## [Task details]
Every line of the material is to be repeated exactly as it stands.

(Dataset records)
○ ○ ○

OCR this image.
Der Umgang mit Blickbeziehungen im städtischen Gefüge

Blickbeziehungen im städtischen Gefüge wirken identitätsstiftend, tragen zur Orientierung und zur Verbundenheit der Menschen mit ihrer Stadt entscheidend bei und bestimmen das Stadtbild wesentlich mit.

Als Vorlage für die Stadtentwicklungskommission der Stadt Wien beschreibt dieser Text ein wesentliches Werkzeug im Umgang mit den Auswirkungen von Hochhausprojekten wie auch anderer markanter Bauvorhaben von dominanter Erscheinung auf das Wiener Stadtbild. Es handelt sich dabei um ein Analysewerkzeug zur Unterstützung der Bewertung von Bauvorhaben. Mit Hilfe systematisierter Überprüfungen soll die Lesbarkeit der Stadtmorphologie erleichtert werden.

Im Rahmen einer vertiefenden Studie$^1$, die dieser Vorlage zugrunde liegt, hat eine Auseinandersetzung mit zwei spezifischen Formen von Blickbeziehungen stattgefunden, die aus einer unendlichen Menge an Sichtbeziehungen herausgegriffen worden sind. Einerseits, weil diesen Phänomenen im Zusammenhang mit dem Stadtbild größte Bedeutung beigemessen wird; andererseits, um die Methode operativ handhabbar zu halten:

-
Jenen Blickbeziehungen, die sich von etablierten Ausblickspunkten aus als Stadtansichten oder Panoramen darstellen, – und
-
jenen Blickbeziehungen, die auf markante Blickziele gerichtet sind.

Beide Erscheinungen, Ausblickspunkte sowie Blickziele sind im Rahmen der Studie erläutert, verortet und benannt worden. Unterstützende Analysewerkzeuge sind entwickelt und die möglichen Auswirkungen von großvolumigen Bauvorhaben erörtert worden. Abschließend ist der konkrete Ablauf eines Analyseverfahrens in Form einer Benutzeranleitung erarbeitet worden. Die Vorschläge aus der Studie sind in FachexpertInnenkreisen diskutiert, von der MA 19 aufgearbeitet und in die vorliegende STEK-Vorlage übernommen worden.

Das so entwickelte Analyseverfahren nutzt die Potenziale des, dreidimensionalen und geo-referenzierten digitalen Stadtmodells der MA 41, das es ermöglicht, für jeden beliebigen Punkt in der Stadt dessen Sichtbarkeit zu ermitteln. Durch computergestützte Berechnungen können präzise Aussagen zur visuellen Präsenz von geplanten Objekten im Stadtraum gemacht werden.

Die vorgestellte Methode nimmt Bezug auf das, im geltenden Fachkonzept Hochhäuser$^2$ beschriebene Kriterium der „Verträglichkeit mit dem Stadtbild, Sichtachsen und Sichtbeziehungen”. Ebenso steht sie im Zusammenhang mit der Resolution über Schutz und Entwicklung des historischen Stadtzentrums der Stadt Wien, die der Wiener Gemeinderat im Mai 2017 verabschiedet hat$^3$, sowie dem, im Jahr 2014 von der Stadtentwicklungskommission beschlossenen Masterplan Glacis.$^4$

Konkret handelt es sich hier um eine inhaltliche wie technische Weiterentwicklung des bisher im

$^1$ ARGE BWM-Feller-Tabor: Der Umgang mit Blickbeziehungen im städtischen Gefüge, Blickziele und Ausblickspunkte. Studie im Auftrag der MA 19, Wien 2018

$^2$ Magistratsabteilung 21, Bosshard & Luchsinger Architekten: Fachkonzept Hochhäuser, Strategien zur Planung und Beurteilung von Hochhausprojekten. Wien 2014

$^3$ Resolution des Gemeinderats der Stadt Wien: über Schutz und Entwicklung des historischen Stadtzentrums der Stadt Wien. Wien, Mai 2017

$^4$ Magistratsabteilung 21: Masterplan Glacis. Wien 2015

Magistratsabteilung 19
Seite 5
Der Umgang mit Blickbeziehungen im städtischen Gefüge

○ ○ ○

## [Solution]
OCR this image.
Der Umgang mit Blickbeziehungen im städtischen Gefüge

Blickbeziehungen im städtischen Gefüge wirken identitätsstiftend, tragen zur Orientierung und zur Verbundenheit der Menschen mit ihrer Stadt entscheidend bei und bestimmen das Stadtbild wesentlich mit.

Als Vorlage für die Stadtentwicklungskommission der Stadt Wien beschreibt dieser Text ein wesentliches Werkzeug im Umgang mit den Auswirkungen von Hochhausprojekten wie auch anderer markanter Bauvorhaben von dominanter Erscheinung auf das Wiener Stadtbild. Es handelt sich dabei um ein Analysewerkzeug zur Unterstützung der Bewertung von Bauvorhaben. Mit Hilfe systematisierter Überprüfungen soll die Lesbarkeit der Stadtmorphologie erleichtert werden.

Im Rahmen einer vertiefenden Studie$^1$, die dieser Vorlage zugrunde liegt, hat eine Auseinandersetzung mit zwei spezifischen Formen von Blickbeziehungen stattgefunden, die aus einer unendlichen Menge an Sichtbeziehungen herausgegriffen worden sind. Einerseits, weil diesen Phänomenen im Zusammenhang mit dem Stadtbild größte Bedeutung beigemessen wird; andererseits, um die Methode operativ handhabbar zu halten:

-
Jenen Blickbeziehungen, die sich von etablierten Ausblickspunkten aus als Stadtansichten oder Panoramen darstellen, – und
-
jenen Blickbeziehungen, die auf markante Blickziele gerichtet sind.

Beide Erscheinungen, Ausblickspunkte sowie Blickziele sind im Rahmen der Studie erläutert, verortet und benannt worden. Unterstützende Analysewerkzeuge sind entwickelt und die möglichen Auswirkungen von großvolumigen Bauvorhaben erörtert worden. Abschließend ist der konkrete Ablauf eines Analyseverfahrens in Form einer Benutzeranleitung erarbeitet worden. Die Vorschläge aus der Studie sind in FachexpertInnenkreisen diskutiert, von der MA 19 aufgearbeitet und in die vorliegende STEK-Vorlage übernommen worden.

Das so entwickelte Analyseverfahren nutzt die Potenziale des, dreidimensionalen und geo-referenzierten digitalen Stadtmodells der MA 41, das es ermöglicht, für jeden beliebigen Punkt in der Stadt dessen Sichtbarkeit zu ermitteln. Durch computergestützte Berechnungen können präzise Aussagen zur visuellen Präsenz von geplanten Objekten im Stadtraum gemacht werden.

Die vorgestellte Methode nimmt Bezug auf das, im geltenden Fachkonzept Hochhäuser$^2$ beschriebene Kriterium der „Verträglichkeit mit dem Stadtbild, Sichtachsen und Sichtbeziehungen”. Ebenso steht sie im Zusammenhang mit der Resolution über Schutz und Entwicklung des historischen Stadtzentrums der Stadt Wien, die der Wiener Gemeinderat im Mai 2017 verabschiedet hat$^3$, sowie dem, im Jahr 2014 von der Stadtentwicklungskommission beschlossenen Masterplan Glacis.$^4$

Konkret handelt es sich hier um eine inhaltliche wie technische Weiterentwicklung des bisher im

$^1$ ARGE BWM-Feller-Tabor: Der Umgang mit Blickbeziehungen im städtischen Gefüge, Blickziele und Ausblickspunkte. Studie im Auftrag der MA 19, Wien 2018

$^2$ Magistratsabteilung 21, Bosshard & Luchsinger Architekten: Fachkonzept Hochhäuser, Strategien zur Planung und Beurteilung von Hochhausprojekten. Wien 2014

$^3$ Resolution des Gemeinderats der Stadt Wien: über Schutz und Entwicklung des historischen Stadtzentrums der Stadt Wien. Wien, Mai 2017

$^4$ Magistratsabteilung 21: Masterplan Glacis. Wien 2015

Magistratsabteilung 19
Seite 5
Der Umgang mit Blickbeziehungen im städtischen Gefüge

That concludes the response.